(SOURCE TEXT)

The Middleware wasn’t exactly straightforward. It took a bit of type wrapping and boilerplate code. A “context provider” made parts of the current app state and model available to compute the opposite action. Without this context, the Middleware couldn’t know what was expected.

Today I came up with something shorter: an action creator. It works well because the actions in my current project are simple and easily reversed.

Instead of dispatching an action like this:

store.dispatch(CreateFoo(id: 1))

… you create the opposite of the action where you already do have knowledge about the context:

let creation     = CreateFoo(id: 1, content: "...")
let undoCreation = DeleteFoo(id : 1)
store.dispatch(undoable(creation, opposite: undoCreation))

Of course it takes more effort to compute it the other way around because you have to fetch the current content before you delete (that’s what the context provider of my Middleware did, too):

let id = // ...
let oldContent = foo(withId: id).content
let deletion =     DeleteFoo(id: id)
let undoDeletion = CreateFoo(id: id, content: content)
store.dispatch(undoable(deletion, opposite: undoDeletion))

Chances are you have a lot of the pieces of the puzzle to assemble the “undo” action in the service object that dispatches the original action. In contrast, the Middleware knew nothing and thus had to depend on another source of information for everything.

The undoable action creator is very simple, after all:

public func undoable(_ action: Action, opposite: Action?)
    -> (AppState, DefaultStore)
    -> Action?
{
    return { (appState: AppState, store: DefaultStore) -> Action? in
    
        if let undoAction = opposite,
            
            // Replace this with something useful in your app:
            let undoManager = getUndoManagerFromSomewhere() {
            
            undoManager.registerUndo(withTarget: store) { store in
                store.dispatch(undoable(undoAction, opposite: action))

(End SOURCE TEXT)
(DATA FOR ANALYSIS)

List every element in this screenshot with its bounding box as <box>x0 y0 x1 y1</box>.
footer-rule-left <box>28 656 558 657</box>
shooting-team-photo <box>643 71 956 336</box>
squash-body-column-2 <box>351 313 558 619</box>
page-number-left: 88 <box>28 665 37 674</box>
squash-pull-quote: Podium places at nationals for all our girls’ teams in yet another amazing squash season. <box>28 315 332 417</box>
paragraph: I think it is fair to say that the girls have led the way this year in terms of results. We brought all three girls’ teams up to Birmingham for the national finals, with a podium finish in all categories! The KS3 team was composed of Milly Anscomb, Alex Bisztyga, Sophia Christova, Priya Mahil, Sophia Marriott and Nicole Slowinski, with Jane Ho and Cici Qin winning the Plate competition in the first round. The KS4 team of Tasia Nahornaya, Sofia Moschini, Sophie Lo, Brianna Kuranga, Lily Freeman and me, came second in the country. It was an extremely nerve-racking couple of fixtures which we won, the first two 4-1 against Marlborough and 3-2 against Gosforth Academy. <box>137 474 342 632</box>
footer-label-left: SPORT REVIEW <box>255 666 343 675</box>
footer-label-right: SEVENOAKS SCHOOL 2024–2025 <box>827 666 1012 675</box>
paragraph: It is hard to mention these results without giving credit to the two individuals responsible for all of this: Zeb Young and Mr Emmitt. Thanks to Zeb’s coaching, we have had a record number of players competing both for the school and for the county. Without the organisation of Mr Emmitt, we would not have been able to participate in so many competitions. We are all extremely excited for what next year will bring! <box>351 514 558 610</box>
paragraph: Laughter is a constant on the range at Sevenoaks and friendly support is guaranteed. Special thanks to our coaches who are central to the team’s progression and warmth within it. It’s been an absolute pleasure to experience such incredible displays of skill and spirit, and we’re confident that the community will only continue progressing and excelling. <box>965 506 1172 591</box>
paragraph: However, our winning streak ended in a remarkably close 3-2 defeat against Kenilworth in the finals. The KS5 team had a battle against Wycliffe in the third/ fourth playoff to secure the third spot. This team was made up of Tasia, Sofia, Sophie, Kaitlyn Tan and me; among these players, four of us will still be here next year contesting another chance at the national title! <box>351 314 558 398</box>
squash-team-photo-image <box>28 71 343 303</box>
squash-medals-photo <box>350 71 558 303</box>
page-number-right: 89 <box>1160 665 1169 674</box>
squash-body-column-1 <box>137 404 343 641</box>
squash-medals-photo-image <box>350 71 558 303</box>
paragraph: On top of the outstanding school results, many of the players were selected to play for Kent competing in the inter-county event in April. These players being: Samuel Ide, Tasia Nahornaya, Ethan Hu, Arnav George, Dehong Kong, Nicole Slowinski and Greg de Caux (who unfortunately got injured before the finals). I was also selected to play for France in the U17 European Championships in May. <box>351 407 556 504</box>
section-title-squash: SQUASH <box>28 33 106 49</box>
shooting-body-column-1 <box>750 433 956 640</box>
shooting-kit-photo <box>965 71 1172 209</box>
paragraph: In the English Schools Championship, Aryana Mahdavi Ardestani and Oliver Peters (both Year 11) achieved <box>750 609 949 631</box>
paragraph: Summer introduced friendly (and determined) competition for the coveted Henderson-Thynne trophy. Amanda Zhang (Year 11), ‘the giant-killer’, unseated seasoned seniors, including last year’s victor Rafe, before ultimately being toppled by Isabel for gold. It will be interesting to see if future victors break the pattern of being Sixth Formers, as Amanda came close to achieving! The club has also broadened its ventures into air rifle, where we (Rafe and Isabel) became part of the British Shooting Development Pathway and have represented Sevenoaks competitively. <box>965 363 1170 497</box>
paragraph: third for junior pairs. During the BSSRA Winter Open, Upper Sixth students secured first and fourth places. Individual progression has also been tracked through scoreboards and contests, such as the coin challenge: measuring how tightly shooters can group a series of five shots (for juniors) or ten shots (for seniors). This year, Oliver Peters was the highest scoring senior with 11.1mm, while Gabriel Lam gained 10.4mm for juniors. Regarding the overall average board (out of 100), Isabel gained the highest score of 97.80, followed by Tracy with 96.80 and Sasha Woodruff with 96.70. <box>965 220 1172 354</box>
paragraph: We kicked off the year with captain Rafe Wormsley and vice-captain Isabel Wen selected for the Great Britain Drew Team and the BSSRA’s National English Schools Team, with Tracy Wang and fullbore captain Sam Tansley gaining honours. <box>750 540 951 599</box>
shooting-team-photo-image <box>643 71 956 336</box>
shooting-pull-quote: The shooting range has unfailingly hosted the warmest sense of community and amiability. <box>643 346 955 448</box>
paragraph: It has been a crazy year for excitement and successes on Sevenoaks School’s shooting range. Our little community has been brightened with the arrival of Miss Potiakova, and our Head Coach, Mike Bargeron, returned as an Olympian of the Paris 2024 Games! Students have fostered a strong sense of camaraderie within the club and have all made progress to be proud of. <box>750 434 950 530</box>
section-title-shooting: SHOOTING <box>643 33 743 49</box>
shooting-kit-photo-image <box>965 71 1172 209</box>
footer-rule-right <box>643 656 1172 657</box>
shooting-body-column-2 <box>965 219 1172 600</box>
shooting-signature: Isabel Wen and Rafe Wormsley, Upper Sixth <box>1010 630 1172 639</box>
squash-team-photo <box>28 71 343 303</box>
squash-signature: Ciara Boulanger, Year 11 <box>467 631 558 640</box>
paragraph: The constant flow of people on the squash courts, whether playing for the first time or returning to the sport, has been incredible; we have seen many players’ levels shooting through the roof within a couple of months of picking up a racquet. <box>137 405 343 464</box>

(End DATA FOR ANALYSIS)

TASK DESCRIPTION: Pick up the post about the undoable action creator right after its last line and carry it on from there.

ANSWER TO THIS EXERCISE:
            }
        }
    
        return action
    }
}

This assumes symmetry of actions: inside the registerUndo block, undoable is called again, only the other way around, to setup what “redo” should be like. If your original action is not what you want to use for redoing, then you need to put that in somehow.

This is the case in my app where DeleteFoo creates a pending file change that ends with dispatching DeleteFooCompleted. The opposite of DeleteFooCompleted is CreateFoo – but the opposite of CreateFoo is DeleteFoo, not DeleteFooCompleted, so I put a mapping in between:

public func redoable(basedOn action: Action) -> Action {
    switch action {
    case let action as DeleteFooCompleted:
        return DeletingFoo(id: action.id)

    default:
        return action
    }
}

public func undoable(_ action: Action, opposite: Action?)
    -> (AppState, DefaultStore)
    -> Action?
{
    return { (appState: AppState, store: DefaultStore) -> Action? in
    
        if let undoAction = opposite,
            let undoManager = getUndoManagerFromSomewhere() {

            // Original trigger might be a 'completion' event that has to be
            // "redone" using a 'starting' event.
            let redoAction = redoable(basedOn: action)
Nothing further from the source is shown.